:: SET TASK ::
Keep the pictures out of the copy and print all the entries below exactly.

:: MATERIAL ::
%%

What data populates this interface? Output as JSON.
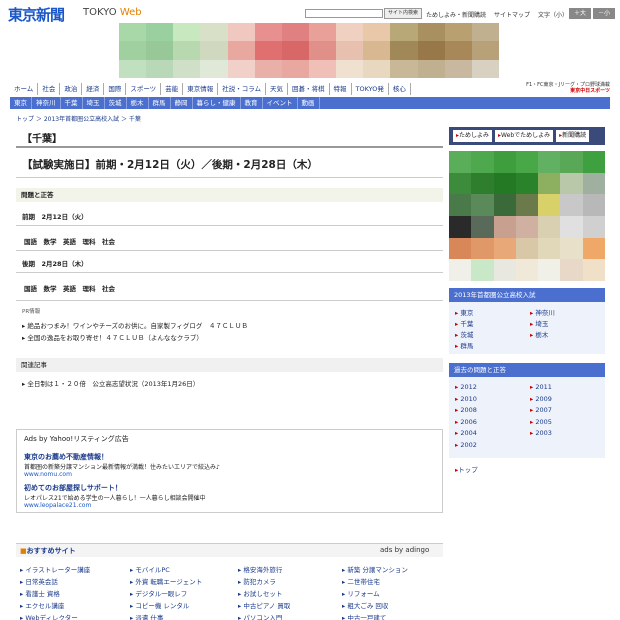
{
  "header": {
    "logo": "東京新聞",
    "logo_sub_a": "TOKYO",
    "logo_sub_b": "Web",
    "search_button": "サイト内検索",
    "links": [
      "ためしよみ・新聞購読",
      "サイトマップ"
    ],
    "fontsize_label": "文字（小）",
    "fontsize_plus": "＋大",
    "fontsize_minus": "－小"
  },
  "main_nav": [
    "ホーム",
    "社会",
    "政治",
    "経済",
    "国際",
    "スポーツ",
    "芸能",
    "東京情報",
    "社説・コラム",
    "天気",
    "囲碁・将棋",
    "特報",
    "TOKYO発",
    "核心"
  ],
  "right_logo": {
    "line1": "F1・FC東京・Jリーグ・プロ野球満載",
    "line2": "東京中日スポーツ"
  },
  "sub_nav": [
    "東京",
    "神奈川",
    "千葉",
    "埼玉",
    "茨城",
    "栃木",
    "群馬",
    "静岡",
    "暮らし・健康",
    "教育",
    "イベント",
    "動画"
  ],
  "breadcrumb": "トップ ＞ 2013年首都圏公立高校入試 ＞ 千葉",
  "main": {
    "pref_title": "【千葉】",
    "date_title": "【試験実施日】前期・2月12日（火）／後期・2月28日（木）",
    "section_problems": "問題と正答",
    "zenki_date": "前期　2月12日（火）",
    "zenki_subjects": "国語　数学　英語　理科　社会",
    "kouki_date": "後期　2月28日（木）",
    "kouki_subjects": "国語　数学　英語　理科　社会",
    "pr_label": "PR情報",
    "pr_links": [
      "絶品おつまみ！ワインやチーズのお供に。自家製フィグログ　４７ＣＬＵＢ",
      "全国の逸品をお取り寄せ！４７ＣＬＵＢ（よんななクラブ）"
    ],
    "section_related": "関連記事",
    "related_link": "全日制は１・２０倍　公立高志望状況（2013年1月26日）"
  },
  "ads": {
    "title": "Ads by Yahoo!リスティング広告",
    "items": [
      {
        "head": "東京のお薦め不動産情報！",
        "desc": "首都圏の新築分譲マンション最新情報が満載！住みたいエリアで絞込み♪",
        "url": "www.nomu.com"
      },
      {
        "head": "初めてのお部屋探しサポート！",
        "desc": "レオパレス21で始める学生の一人暮らし！一人暮らし相談会開催中",
        "url": "www.leopalace21.com"
      }
    ]
  },
  "osusume": {
    "title": "おすすめサイト",
    "adingo": "ads by adingo",
    "columns": [
      [
        "イラストレーター講座",
        "日常英会話",
        "看護士 資格",
        "エクセル講座",
        "Webディレクター"
      ],
      [
        "モバイルPC",
        "外資 転職エージェント",
        "デジタル一眼レフ",
        "コピー機 レンタル",
        "派遣 仕事"
      ],
      [
        "格安海外旅行",
        "防犯カメラ",
        "お試しセット",
        "中古ピアノ 買取",
        "パソコン入門"
      ],
      [
        "新築 分譲マンション",
        "二世帯住宅",
        "リフォーム",
        "粗大ごみ 回収",
        "中古一戸建て"
      ]
    ]
  },
  "sidebar": {
    "buttons": [
      "ためしよみ",
      "Webでためしよみ",
      "新聞購読"
    ],
    "exam_head": "2013年首都圏公立高校入試",
    "prefs_left": [
      "東京",
      "千葉",
      "茨城",
      "群馬"
    ],
    "prefs_right": [
      "神奈川",
      "埼玉",
      "栃木"
    ],
    "past_head": "過去の問題と正答",
    "years_left": [
      "2012",
      "2010",
      "2008",
      "2006",
      "2004",
      "2002"
    ],
    "years_right": [
      "2011",
      "2009",
      "2007",
      "2005",
      "2003"
    ],
    "top_link": "トップ"
  },
  "colors": {
    "accent_blue": "#4a6fcf",
    "nav_dark": "#3a4a7a",
    "logo_blue": "#1a57c8"
  }
}
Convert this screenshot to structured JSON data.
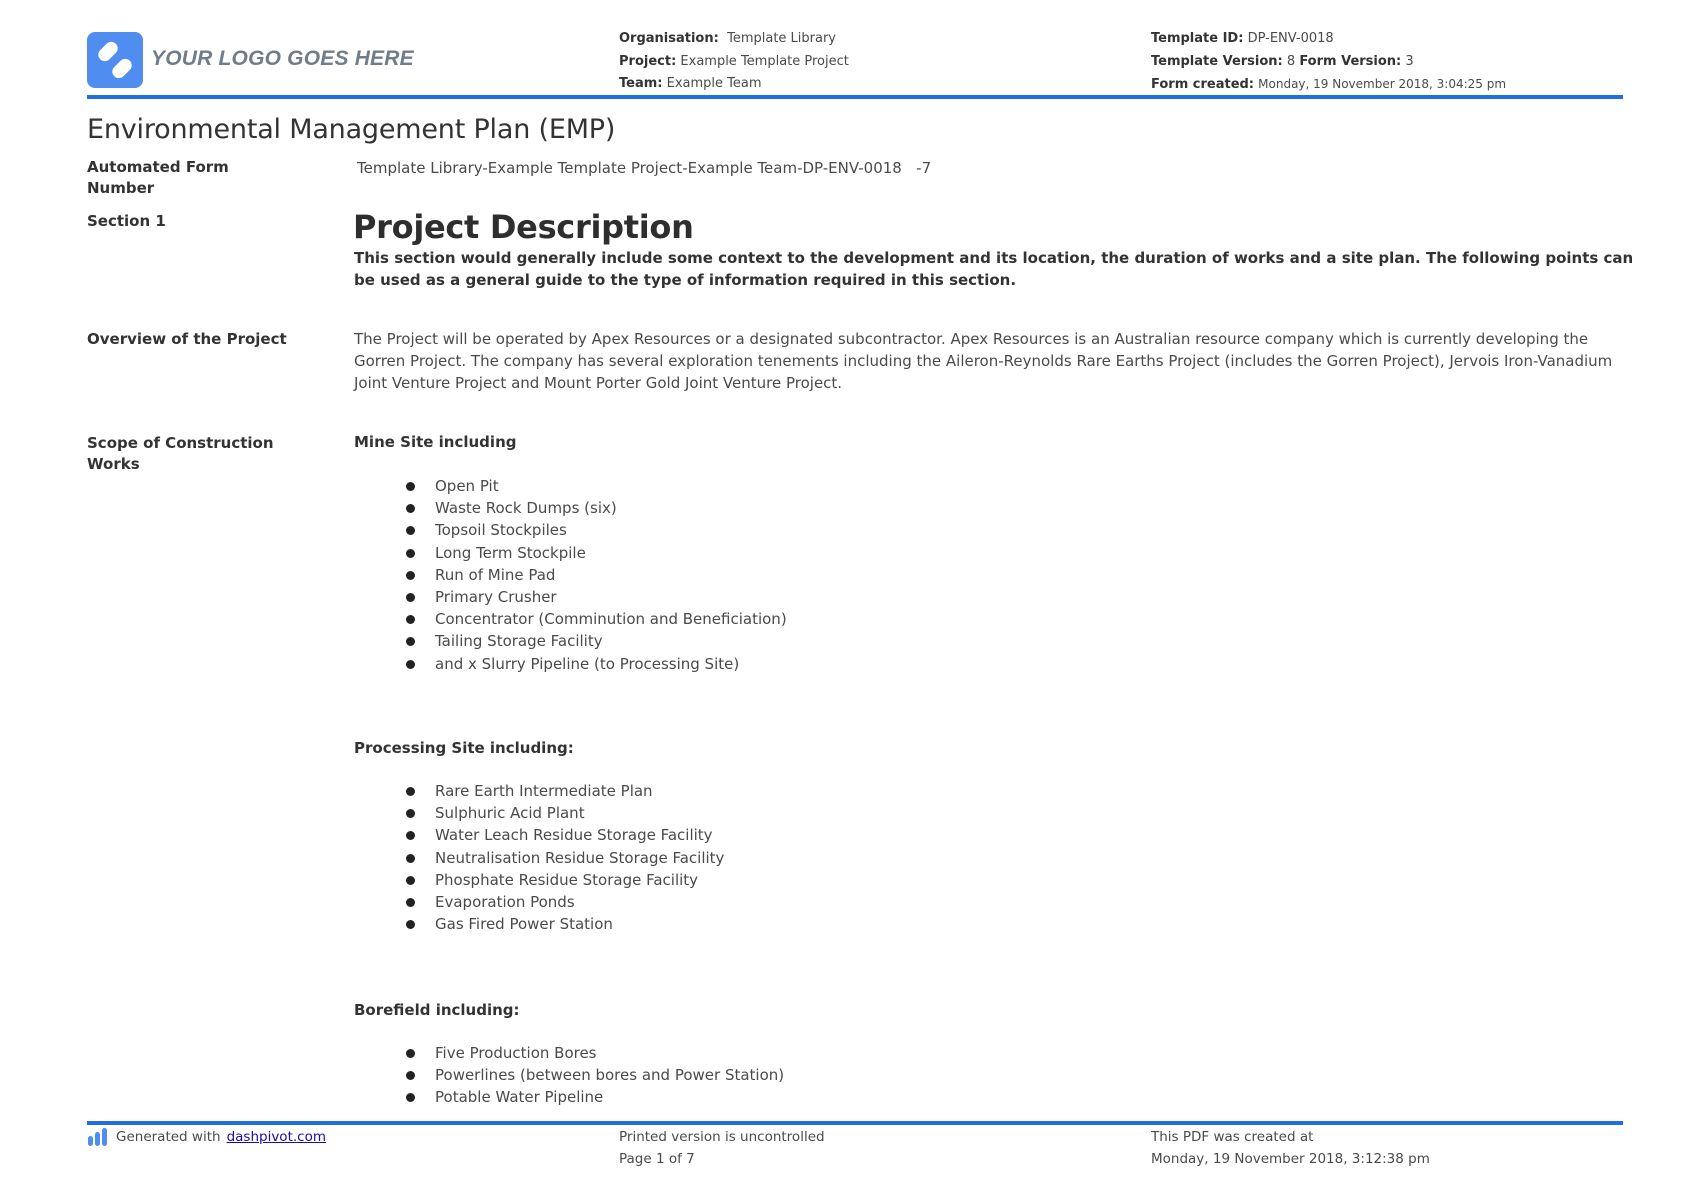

%%

:: RIGHT ANSWER ::
What data populates this interface? Output as JSON.
{
  "header": {
    "logo": "東京新聞",
    "logo_sub_a": "TOKYO",
    "logo_sub_b": "Web",
    "search_button": "サイト内検索",
    "links": [
      "ためしよみ・新聞購読",
      "サイトマップ"
    ],
    "fontsize_label": "文字（小）",
    "fontsize_plus": "＋大",
    "fontsize_minus": "－小"
  },
  "main_nav": [
    "ホーム",
    "社会",
    "政治",
    "経済",
    "国際",
    "スポーツ",
    "芸能",
    "東京情報",
    "社説・コラム",
    "天気",
    "囲碁・将棋",
    "特報",
    "TOKYO発",
    "核心"
  ],
  "right_logo": {
    "line1": "F1・FC東京・Jリーグ・プロ野球満載",
    "line2": "東京中日スポーツ"
  },
  "sub_nav": [
    "東京",
    "神奈川",
    "千葉",
    "埼玉",
    "茨城",
    "栃木",
    "群馬",
    "静岡",
    "暮らし・健康",
    "教育",
    "イベント",
    "動画"
  ],
  "breadcrumb": "トップ ＞ 2013年首都圏公立高校入試 ＞ 千葉",
  "main": {
    "pref_title": "【千葉】",
    "date_title": "【試験実施日】前期・2月12日（火）／後期・2月28日（木）",
    "section_problems": "問題と正答",
    "zenki_date": "前期　2月12日（火）",
    "zenki_subjects": "国語　数学　英語　理科　社会",
    "kouki_date": "後期　2月28日（木）",
    "kouki_subjects": "国語　数学　英語　理科　社会",
    "pr_label": "PR情報",
    "pr_links": [
      "絶品おつまみ！ワインやチーズのお供に。自家製フィグログ　４７ＣＬＵＢ",
      "全国の逸品をお取り寄せ！４７ＣＬＵＢ（よんななクラブ）"
    ],
    "section_related": "関連記事",
    "related_link": "全日制は１・２０倍　公立高志望状況（2013年1月26日）"
  },
  "ads": {
    "title": "Ads by Yahoo!リスティング広告",
    "items": [
      {
        "head": "東京のお薦め不動産情報！",
        "desc": "首都圏の新築分譲マンション最新情報が満載！住みたいエリアで絞込み♪",
        "url": "www.nomu.com"
      },
      {
        "head": "初めてのお部屋探しサポート！",
        "desc": "レオパレス21で始める学生の一人暮らし！一人暮らし相談会開催中",
        "url": "www.leopalace21.com"
      }
    ]
  },
  "osusume": {
    "title": "おすすめサイト",
    "adingo": "ads by adingo",
    "columns": [
      [
        "イラストレーター講座",
        "日常英会話",
        "看護士 資格",
        "エクセル講座",
        "Webディレクター"
      ],
      [
        "モバイルPC",
        "外資 転職エージェント",
        "デジタル一眼レフ",
        "コピー機 レンタル",
        "派遣 仕事"
      ],
      [
        "格安海外旅行",
        "防犯カメラ",
        "お試しセット",
        "中古ピアノ 買取",
        "パソコン入門"
      ],
      [
        "新築 分譲マンション",
        "二世帯住宅",
        "リフォーム",
        "粗大ごみ 回収",
        "中古一戸建て"
      ]
    ]
  },
  "sidebar": {
    "buttons": [
      "ためしよみ",
      "Webでためしよみ",
      "新聞購読"
    ],
    "exam_head": "2013年首都圏公立高校入試",
    "prefs_left": [
      "東京",
      "千葉",
      "茨城",
      "群馬"
    ],
    "prefs_right": [
      "神奈川",
      "埼玉",
      "栃木"
    ],
    "past_head": "過去の問題と正答",
    "years_left": [
      "2012",
      "2010",
      "2008",
      "2006",
      "2004",
      "2002"
    ],
    "years_right": [
      "2011",
      "2009",
      "2007",
      "2005",
      "2003"
    ],
    "top_link": "トップ"
  },
  "colors": {
    "accent_blue": "#4a6fcf",
    "nav_dark": "#3a4a7a",
    "logo_blue": "#1a57c8"
  }
}
Convert this screenshot to structured JSON data.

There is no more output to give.